*** Opening of ENTRIES SHOWN ***

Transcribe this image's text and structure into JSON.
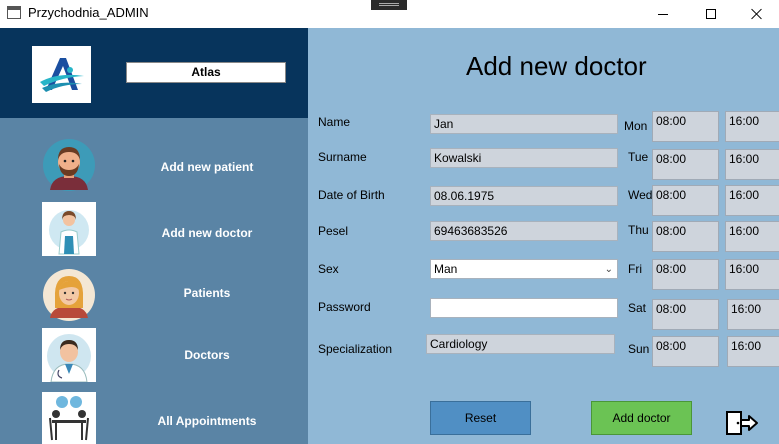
{
  "window": {
    "title": "Przychodnia_ADMIN"
  },
  "sidebar": {
    "clinic_name": "Atlas",
    "items": [
      {
        "label": "Add new patient"
      },
      {
        "label": "Add new doctor"
      },
      {
        "label": "Patients"
      },
      {
        "label": "Doctors"
      },
      {
        "label": "All Appointments"
      }
    ]
  },
  "form": {
    "title": "Add new doctor",
    "fields": {
      "name": {
        "label": "Name",
        "value": "Jan"
      },
      "surname": {
        "label": "Surname",
        "value": "Kowalski"
      },
      "dob": {
        "label": "Date of Birth",
        "value": "08.06.1975"
      },
      "pesel": {
        "label": "Pesel",
        "value": "69463683526"
      },
      "sex": {
        "label": "Sex",
        "value": "Man"
      },
      "password": {
        "label": "Password",
        "value": ""
      },
      "specialization": {
        "label": "Specialization",
        "value": "Cardiology"
      }
    },
    "schedule": [
      {
        "day": "Mon",
        "start": "08:00",
        "end": "16:00"
      },
      {
        "day": "Tue",
        "start": "08:00",
        "end": "16:00"
      },
      {
        "day": "Wed",
        "start": "08:00",
        "end": "16:00"
      },
      {
        "day": "Thu",
        "start": "08:00",
        "end": "16:00"
      },
      {
        "day": "Fri",
        "start": "08:00",
        "end": "16:00"
      },
      {
        "day": "Sat",
        "start": "08:00",
        "end": "16:00"
      },
      {
        "day": "Sun",
        "start": "08:00",
        "end": "16:00"
      }
    ],
    "reset_label": "Reset",
    "add_label": "Add doctor"
  },
  "colors": {
    "sidebar_header": "#07345c",
    "sidebar_bg": "#5a84a5",
    "main_bg": "#90b8d6",
    "reset_button": "#508fc4",
    "add_button": "#6bc354"
  },
  "icons": {
    "app": "window-icon",
    "logo": "atlas-logo",
    "logout": "logout-door-icon"
  }
}
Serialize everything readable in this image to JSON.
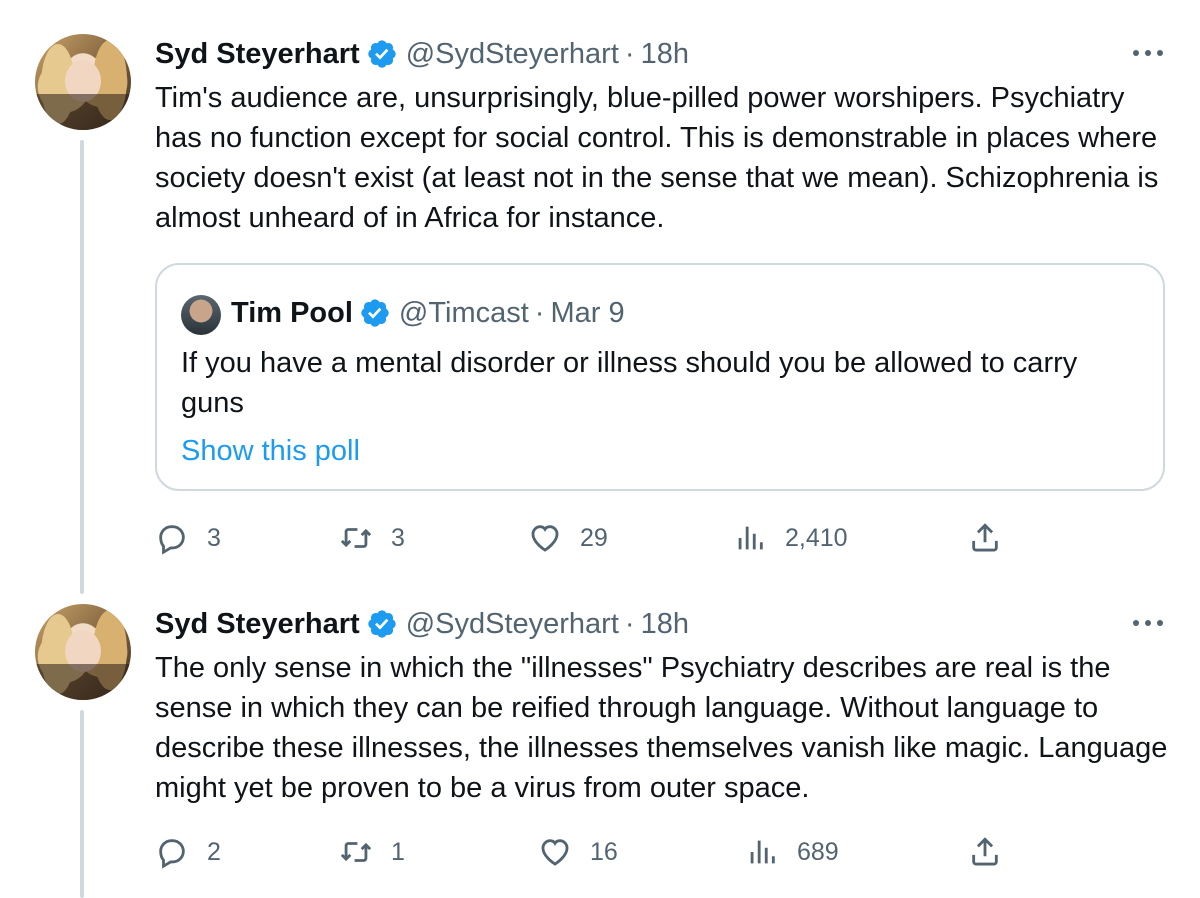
{
  "colors": {
    "text": "#0f1419",
    "secondary": "#536471",
    "link": "#1d9bf0",
    "verified": "#1d9bf0",
    "border": "#cfd9de"
  },
  "tweets": [
    {
      "name": "Syd Steyerhart",
      "handle": "@SydSteyerhart",
      "separator": "·",
      "time": "18h",
      "text": "Tim's audience are, unsurprisingly, blue-pilled power worshipers. Psychiatry has no function except for social control. This is demonstrable in places where society doesn't exist (at least not in the sense that we mean). Schizophrenia is almost unheard of in Africa for instance.",
      "quote": {
        "name": "Tim Pool",
        "handle": "@Timcast",
        "separator": "·",
        "time": "Mar 9",
        "text": "If you have a mental disorder or illness should you be allowed to carry guns",
        "link": "Show this poll"
      },
      "actions": {
        "replies": "3",
        "retweets": "3",
        "likes": "29",
        "views": "2,410"
      }
    },
    {
      "name": "Syd Steyerhart",
      "handle": "@SydSteyerhart",
      "separator": "·",
      "time": "18h",
      "text": "The only sense in which the \"illnesses\" Psychiatry describes are real is the sense in which they can be reified through language. Without language to describe these illnesses, the illnesses themselves vanish like magic. Language might yet be proven to be a virus from outer space.",
      "actions": {
        "replies": "2",
        "retweets": "1",
        "likes": "16",
        "views": "689"
      }
    }
  ],
  "icons": {
    "verified": "verified-badge-icon",
    "more": "more-options-icon",
    "reply": "reply-icon",
    "retweet": "retweet-icon",
    "like": "heart-icon",
    "views": "views-icon",
    "share": "share-icon"
  }
}
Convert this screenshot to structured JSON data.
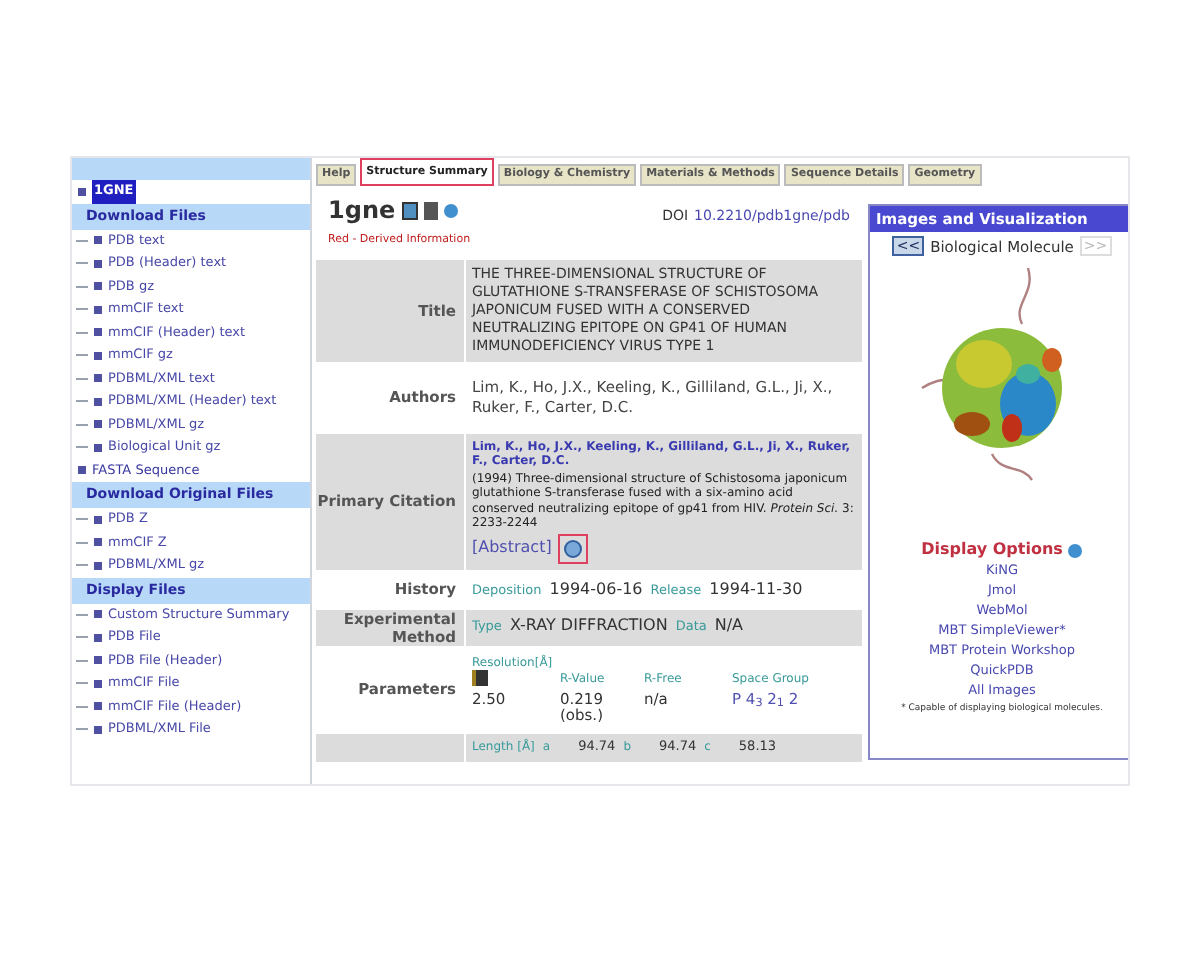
{
  "tabs": [
    {
      "label": "Help",
      "selected": false,
      "highlighted": false
    },
    {
      "label": "Structure Summary",
      "selected": true,
      "highlighted": true
    },
    {
      "label": "Biology & Chemistry",
      "selected": false,
      "highlighted": false
    },
    {
      "label": "Materials & Methods",
      "selected": false,
      "highlighted": false
    },
    {
      "label": "Sequence Details",
      "selected": false,
      "highlighted": false
    },
    {
      "label": "Geometry",
      "selected": false,
      "highlighted": false
    }
  ],
  "sidebar": {
    "items": [
      {
        "kind": "entry",
        "label": "1GNE",
        "selected": true
      },
      {
        "kind": "header",
        "label": "Download Files",
        "children": [
          {
            "label": "PDB text"
          },
          {
            "label": "PDB (Header) text"
          },
          {
            "label": "PDB gz"
          },
          {
            "label": "mmCIF text"
          },
          {
            "label": "mmCIF (Header) text"
          },
          {
            "label": "mmCIF gz"
          },
          {
            "label": "PDBML/XML text"
          },
          {
            "label": "PDBML/XML (Header) text"
          },
          {
            "label": "PDBML/XML gz"
          },
          {
            "label": "Biological Unit gz"
          }
        ]
      },
      {
        "kind": "entry",
        "label": "FASTA Sequence",
        "selected": false
      },
      {
        "kind": "header",
        "label": "Download Original Files",
        "children": [
          {
            "label": "PDB Z"
          },
          {
            "label": "mmCIF Z"
          },
          {
            "label": "PDBML/XML gz"
          }
        ]
      },
      {
        "kind": "header",
        "label": "Display Files",
        "children": [
          {
            "label": "Custom Structure Summary"
          },
          {
            "label": "PDB File"
          },
          {
            "label": "PDB File (Header)"
          },
          {
            "label": "mmCIF File"
          },
          {
            "label": "mmCIF File (Header)"
          },
          {
            "label": "PDBML/XML File"
          }
        ]
      }
    ]
  },
  "entry": {
    "id": "1gne",
    "doi_label": "DOI",
    "doi": "10.2210/pdb1gne/pdb",
    "legend": "Red - Derived Information"
  },
  "rows": [
    {
      "kind": "text",
      "label": "Title",
      "text": "THE THREE-DIMENSIONAL STRUCTURE OF GLUTATHIONE S-TRANSFERASE OF SCHISTOSOMA JAPONICUM FUSED WITH A CONSERVED NEUTRALIZING EPITOPE ON GP41 OF HUMAN IMMUNODEFICIENCY VIRUS TYPE 1"
    },
    {
      "kind": "authors",
      "label": "Authors",
      "text": "Lim, K., Ho, J.X., Keeling, K., Gilliland, G.L., Ji, X., Ruker, F., Carter, D.C."
    },
    {
      "kind": "citation",
      "label": "Primary Citation",
      "authors": "Lim, K., Ho, J.X., Keeling, K., Gilliland, G.L., Ji, X., Ruker, F., Carter, D.C.",
      "text": "(1994) Three-dimensional structure of Schistosoma japonicum glutathione S-transferase fused with a six-amino acid conserved neutralizing epitope of gp41 from HIV.",
      "journal": "Protein Sci.",
      "pages": "3: 2233-2244",
      "abstract": "[Abstract]",
      "pubmed_highlighted": true
    },
    {
      "kind": "history",
      "label": "History",
      "fields": [
        {
          "name": "Deposition",
          "value": "1994-06-16"
        },
        {
          "name": "Release",
          "value": "1994-11-30"
        }
      ]
    },
    {
      "kind": "history",
      "label": "Experimental Method",
      "fields": [
        {
          "name": "Type",
          "value": "X-RAY DIFFRACTION"
        },
        {
          "name": "Data",
          "value": "N/A"
        }
      ]
    },
    {
      "kind": "params",
      "label": "Parameters",
      "columns": [
        "Resolution[Å]",
        "R-Value",
        "R-Free",
        "Space Group"
      ],
      "values": [
        "2.50",
        "0.219 (obs.)",
        "n/a",
        "P 4$_{3}$ 2$_{1}$ 2"
      ]
    },
    {
      "kind": "cell",
      "fields": [
        {
          "name": "Length [Å]"
        },
        {
          "name": "a",
          "value": "94.74"
        },
        {
          "name": "b",
          "value": "94.74"
        },
        {
          "name": "c",
          "value": "58.13"
        }
      ]
    }
  ],
  "viz": {
    "title": "Images and Visualization",
    "prev": "<<",
    "caption": "Biological Molecule",
    "next": ">>",
    "next_disabled": true,
    "options_title": "Display Options",
    "options": [
      "KiNG",
      "Jmol",
      "WebMol",
      "MBT SimpleViewer*",
      "MBT Protein Workshop",
      "QuickPDB",
      "All Images"
    ],
    "footnote": "* Capable of displaying biological molecules."
  }
}
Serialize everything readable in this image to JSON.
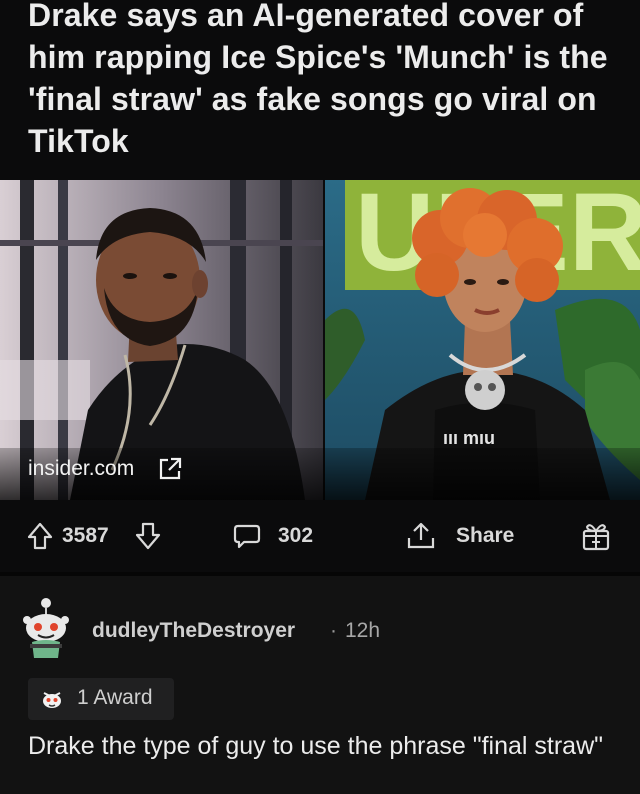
{
  "post": {
    "title": "Drake says an AI-generated cover of him rapping Ice Spice's 'Munch' is the 'final straw' as fake songs go viral on TikTok",
    "link_domain": "insider.com",
    "image_left_desc_icon": "photo-man-black-tee",
    "image_right_desc_icon": "photo-woman-orange-curls",
    "right_photo_sign_text": "UI     ERS",
    "right_photo_shirt_text": "ııı mıu",
    "upvote_count": "3587",
    "comment_count": "302",
    "share_label": "Share",
    "icons": {
      "upvote": "arrow-up-outline-icon",
      "downvote": "arrow-down-outline-icon",
      "comments": "speech-bubble-icon",
      "share": "share-up-arrow-icon",
      "award": "gift-box-icon",
      "external_link": "external-link-icon"
    }
  },
  "comment": {
    "username": "dudleyTheDestroyer",
    "separator": "·",
    "time": "12h",
    "award_label": "1 Award",
    "body": "Drake the type of guy to use the phrase \"final straw\""
  },
  "colors": {
    "background": "#0b0b0c",
    "comment_background": "#121212",
    "text": "#ececec",
    "muted": "#a7a7a7"
  }
}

*** Close of ENTRIES SHOWN ***

> _WHAT TO DO_
Copy all lines above containing the string "Carter".

> _WRITTEN SOLUTION_
      "text": "Lim, K., Ho, J.X., Keeling, K., Gilliland, G.L., Ji, X., Ruker, F., Carter, D.C."
      "authors": "Lim, K., Ho, J.X., Keeling, K., Gilliland, G.L., Ji, X., Ruker, F., Carter, D.C.",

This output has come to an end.